> INSTRUCTIONS FOR THE TASK
Return, word for word, every line that follows.

> Dataset items
• • •

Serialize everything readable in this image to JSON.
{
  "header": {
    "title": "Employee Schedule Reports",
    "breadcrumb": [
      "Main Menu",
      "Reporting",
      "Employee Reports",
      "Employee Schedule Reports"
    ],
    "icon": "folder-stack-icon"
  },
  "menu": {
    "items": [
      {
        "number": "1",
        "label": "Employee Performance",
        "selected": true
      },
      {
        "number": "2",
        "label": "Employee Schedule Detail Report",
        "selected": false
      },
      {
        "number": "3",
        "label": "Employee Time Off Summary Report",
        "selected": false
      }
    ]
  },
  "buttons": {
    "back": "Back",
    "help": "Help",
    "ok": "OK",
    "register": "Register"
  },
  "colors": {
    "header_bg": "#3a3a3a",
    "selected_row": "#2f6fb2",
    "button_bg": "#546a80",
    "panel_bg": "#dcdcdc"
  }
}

• • •

> THE OUTPUT
Serialize everything readable in this image to JSON.
{
  "header": {
    "title": "Employee Schedule Reports",
    "breadcrumb": [
      "Main Menu",
      "Reporting",
      "Employee Reports",
      "Employee Schedule Reports"
    ],
    "icon": "folder-stack-icon"
  },
  "menu": {
    "items": [
      {
        "number": "1",
        "label": "Employee Performance",
        "selected": true
      },
      {
        "number": "2",
        "label": "Employee Schedule Detail Report",
        "selected": false
      },
      {
        "number": "3",
        "label": "Employee Time Off Summary Report",
        "selected": false
      }
    ]
  },
  "buttons": {
    "back": "Back",
    "help": "Help",
    "ok": "OK",
    "register": "Register"
  },
  "colors": {
    "header_bg": "#3a3a3a",
    "selected_row": "#2f6fb2",
    "button_bg": "#546a80",
    "panel_bg": "#dcdcdc"
  }
}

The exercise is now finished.